> [WHAT TO WORK ON]
Tally the lines in the data that follows that include the word "Wilfred", and report nothing but the total.

========

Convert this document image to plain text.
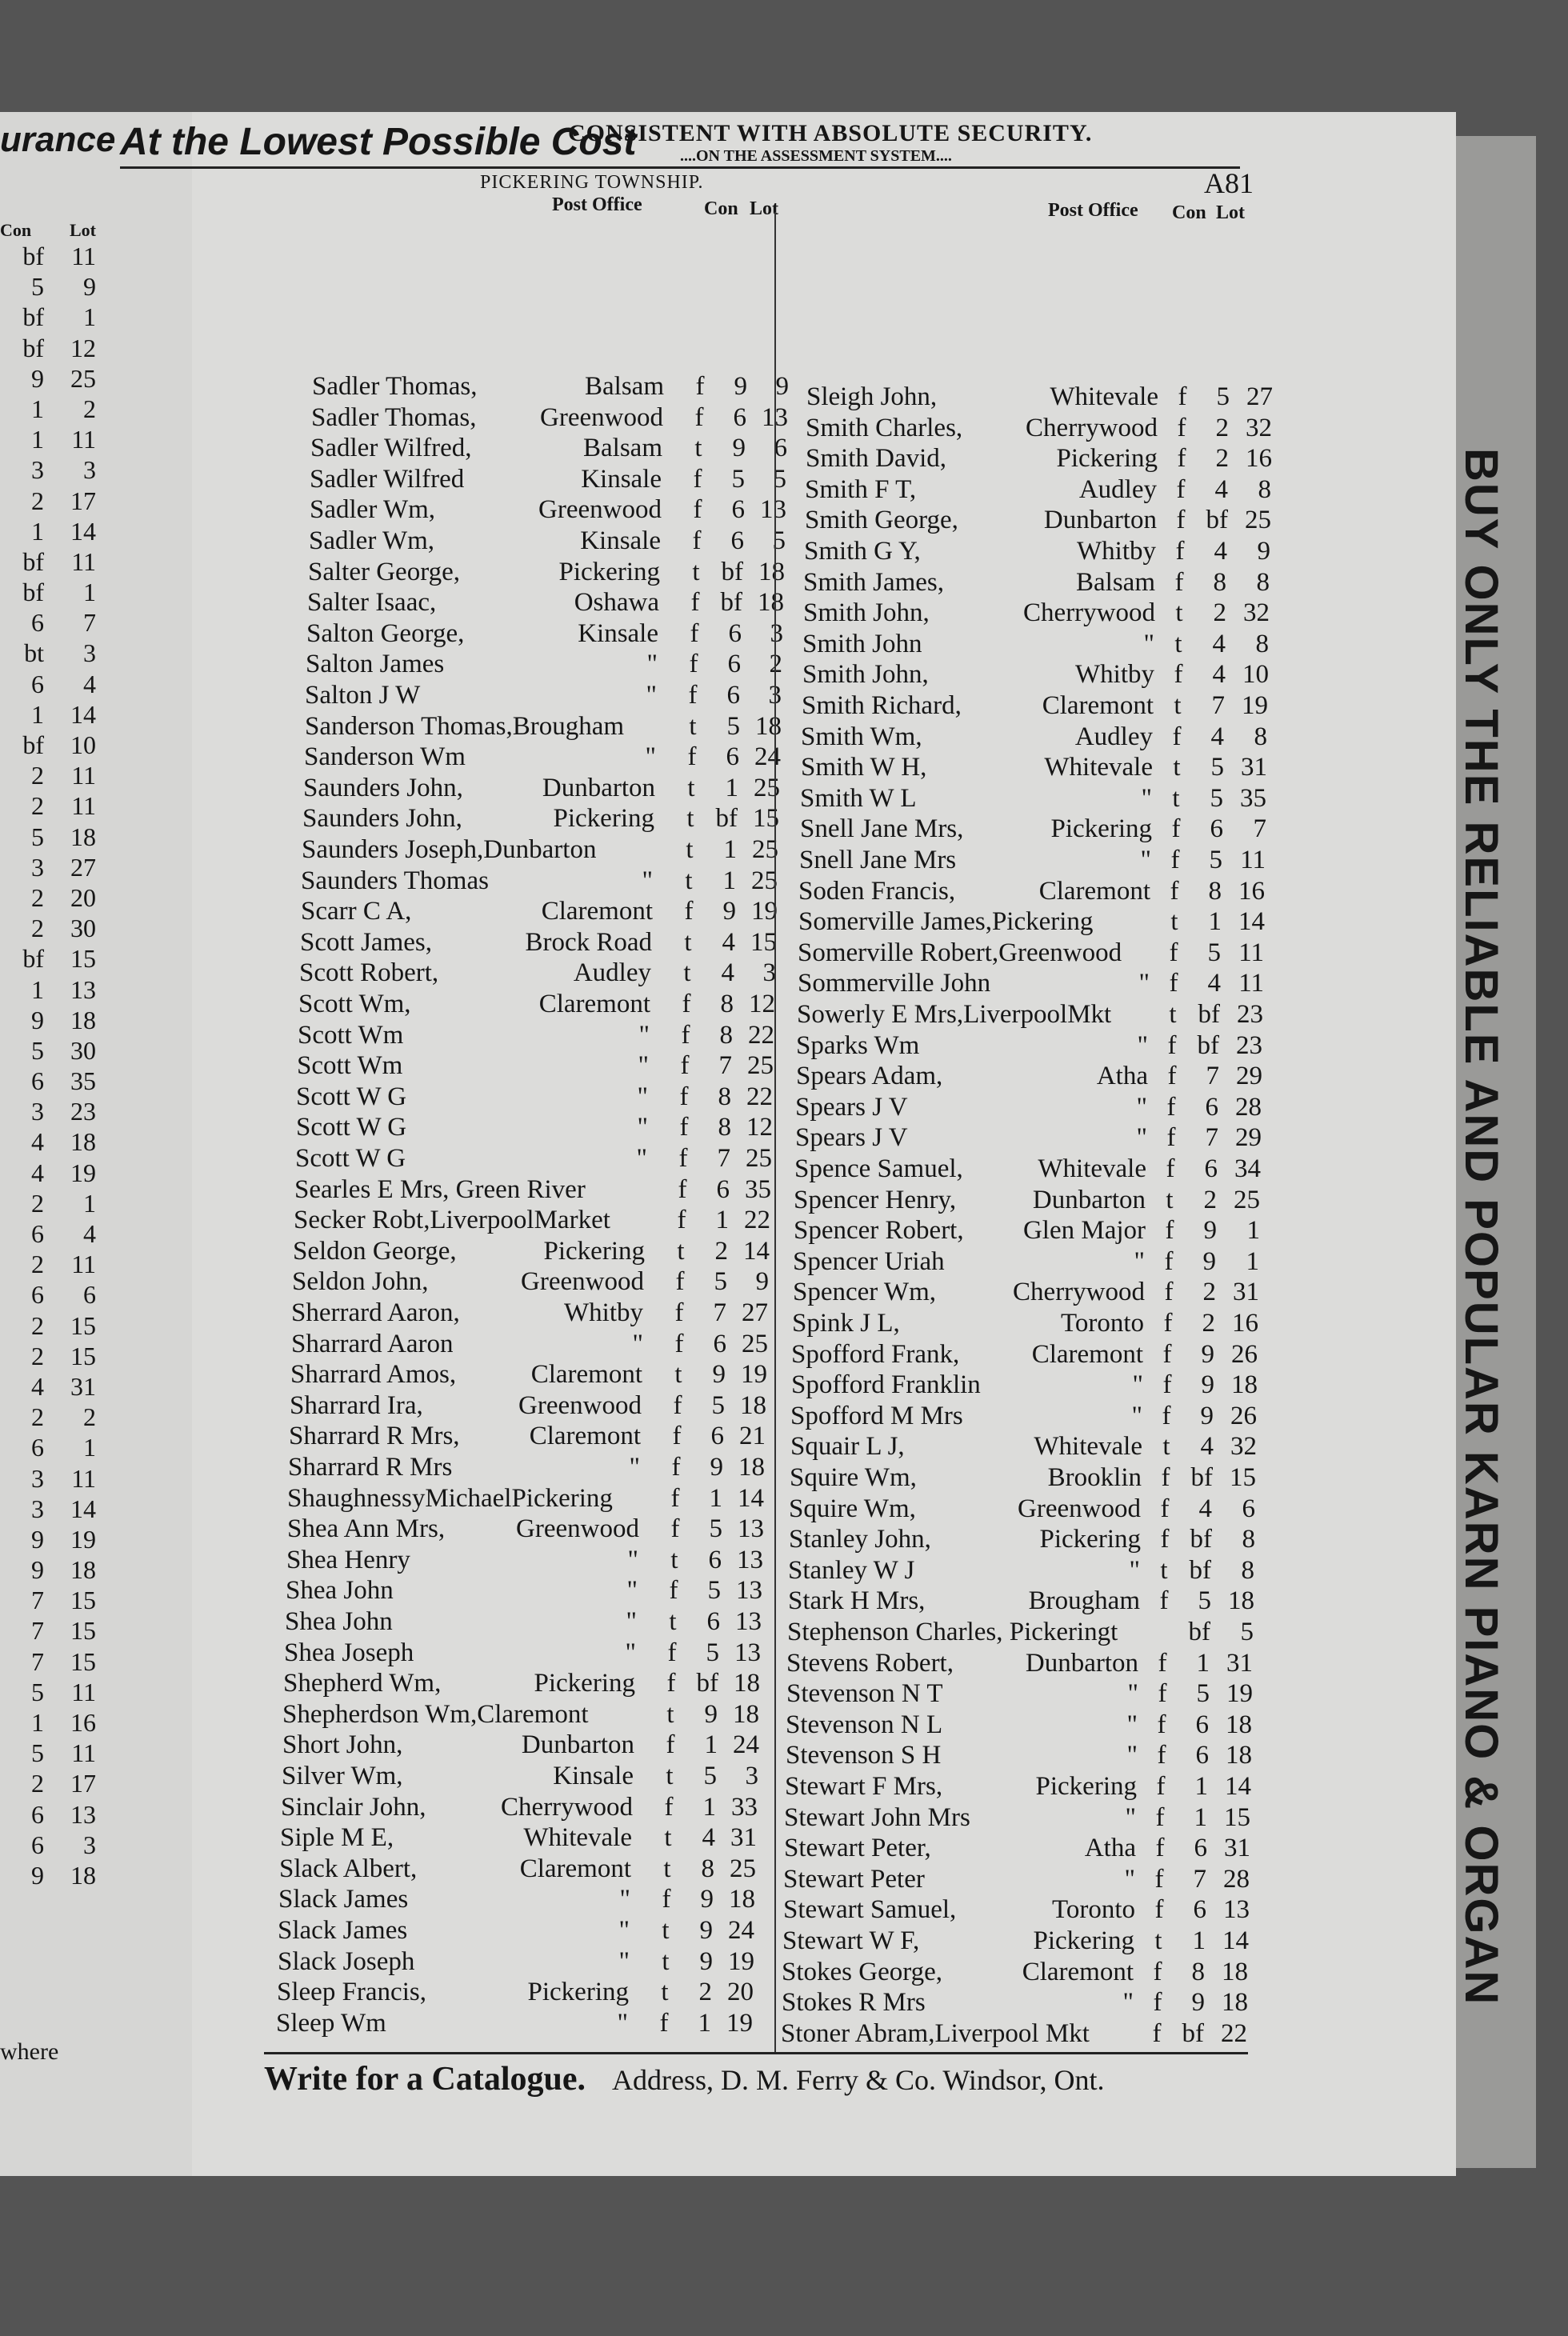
urance
Con Lot
bf	11
5	9
bf	1
bf	12
9	25
1	2
1	11
3	3
2	17
1	14
bf	11
bf	1
6	7
bt	3
6	4
1	14
bf	10
2	11
2	11
5	18
3	27
2	20
2	30
bf	15
1	13
9	18
5	30
6	35
3	23
4	18
4	19
2	1
6	4
2	11
6	6
2	15
2	15
4	31
2	2
6	1
3	11
3	14
9	19
9	18
7	15
7	15
7	15
5	11
1	16
5	11
2	17
6	13
6	3
9	18
where
BUY ONLY THE RELIABLE AND POPULAR KARN PIANO & ORGAN
At the Lowest Possible Cost
CONSISTENT WITH ABSOLUTE SECURITY.
....ON THE ASSESSMENT SYSTEM....
PICKERING TOWNSHIP.	A81
Post Office	Con Lot	Post Office Con Lot
Sadler Thomas,	Balsam f	9	9
Sadler Thomas, Greenwood f	6 13
Sadler Wilfred,	Balsam	t	9	6
Sadler Wilfred	Kinsale f	5	5
Sadler Wm,	Greenwood f	6 13
Sadler Wm,	Kinsale f	6	5
Salter George,	Pickering	t bf 18
Salter Isaac,	Oshawa f bf 18
Salton George,	Kinsale f	6	3
Salton James	" f	6	2
Salton J W	" f	6	3
Sanderson Thomas,Brougham	t	5 18
Sanderson Wm	" f	6 24
Saunders John,	Dunbarton	t	1 25
Saunders John,	Pickering	t bf 15
Saunders Joseph,Dunbarton	t	1 25
Saunders Thomas	"	t	1 25
Scarr C A,	Claremont f	9 19
Scott James,	Brock Road	t	4 15
Scott Robert,	Audley	t	4	3
Scott Wm,	Claremont f	8 12
Scott Wm	" f	8 22
Scott Wm	" f	7 25
Scott W G	" f	8 22
Scott W G	" f	8 12
Scott W G	" f	7 25
Searles E Mrs, Green River	f	6 35
Secker Robt,LiverpoolMarket	f	1 22
Seldon George,	Pickering	t	2 14
Seldon John,	Greenwood f	5	9
Sherrard Aaron,	Whitby f	7 27
Sharrard Aaron	" f	6 25
Sharrard Amos,	Claremont	t	9 19
Sharrard Ira,	Greenwood f	5 18
Sharrard R Mrs,	Claremont f	6 21
Sharrard R Mrs	" f	9 18
ShaughnessyMichaelPickering f	1 14
Shea Ann Mrs,	Greenwood f	5 13
Shea Henry	"	t	6 13
Shea John	" f	5 13
Shea John	"	t	6 13
Shea Joseph	" f	5 13
Shepherd Wm,	Pickering f bf 18
Shepherdson Wm,Claremont	t	9 18
Short John,	Dunbarton f	1 24
Silver Wm,	Kinsale	t	5	3
Sinclair John,	Cherrywood f	1 33
Siple M E,	Whitevale	t	4 31
Slack Albert,	Claremont	t	8 25
Slack James	" f	9 18
Slack James	"	t	9 24
Slack Joseph	"	t	9 19
Sleep Francis,	Pickering	t	2 20
Sleep Wm	" f	1 19
Sleigh John,	Whitevale f	5 27
Smith Charles, Cherrywood f	2 32
Smith David,	Pickering f	2 16
Smith F T,	Audley f	4	8
Smith George,	Dunbarton f bf 25
Smith G Y,	Whitby f	4	9
Smith James,	Balsam f	8	8
Smith John,	Cherrywood t	2 32
Smith John	" t	4	8
Smith John,	Whitby f	4 10
Smith Richard,	Claremont t	7 19
Smith Wm,	Audley f	4	8
Smith W H,	Whitevale t	5 31
Smith W L	" t	5 35
Snell Jane Mrs,	Pickering f	6	7
Snell Jane Mrs	" f	5 11
Soden Francis,	Claremont f	8 16
Somerville James,Pickering	t	1 14
Somerville Robert,Greenwood f	5 11
Sommerville John	" f	4 11
Sowerly E Mrs,LiverpoolMkt	t bf 23
Sparks Wm	" f bf 23
Spears Adam,	Atha f	7 29
Spears J V	" f	6 28
Spears J V	" f	7 29
Spence Samuel,	Whitevale f	6 34
Spencer Henry,	Dunbarton t	2 25
Spencer Robert, Glen Major f	9	1
Spencer Uriah	" f	9	1
Spencer Wm,	Cherrywood f	2 31
Spink J L,	Toronto f	2 16
Spofford Frank,	Claremont f	9 26
Spofford Franklin	" f	9 18
Spofford M Mrs	" f	9 26
Squair L J,	Whitevale t	4 32
Squire Wm,	Brooklin f bf 15
Squire Wm,	Greenwood f	4	6
Stanley John,	Pickering f bf	8
Stanley W J	" t bf	8
Stark H Mrs,	Brougham f	5 18
Stephenson Charles, Pickeringt	bf	5
Stevens Robert,	Dunbarton f	1 31
Stevenson N T	" f	5 19
Stevenson N L	" f	6 18
Stevenson S H	" f	6 18
Stewart F Mrs,	Pickering f	1 14
Stewart John Mrs	" f	1 15
Stewart Peter,	Atha f	6 31
Stewart Peter	" f	7 28
Stewart Samuel,	Toronto f	6 13
Stewart W F,	Pickering t	1 14
Stokes George,	Claremont f	8 18
Stokes R Mrs	" f	9 18
Stoner Abram,Liverpool Mkt f bf 22
Write for a Catalogue. Address, D. M. Ferry & Co. Windsor, Ont.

========

> [OUTPUT FOR THIS EXERCISE]
2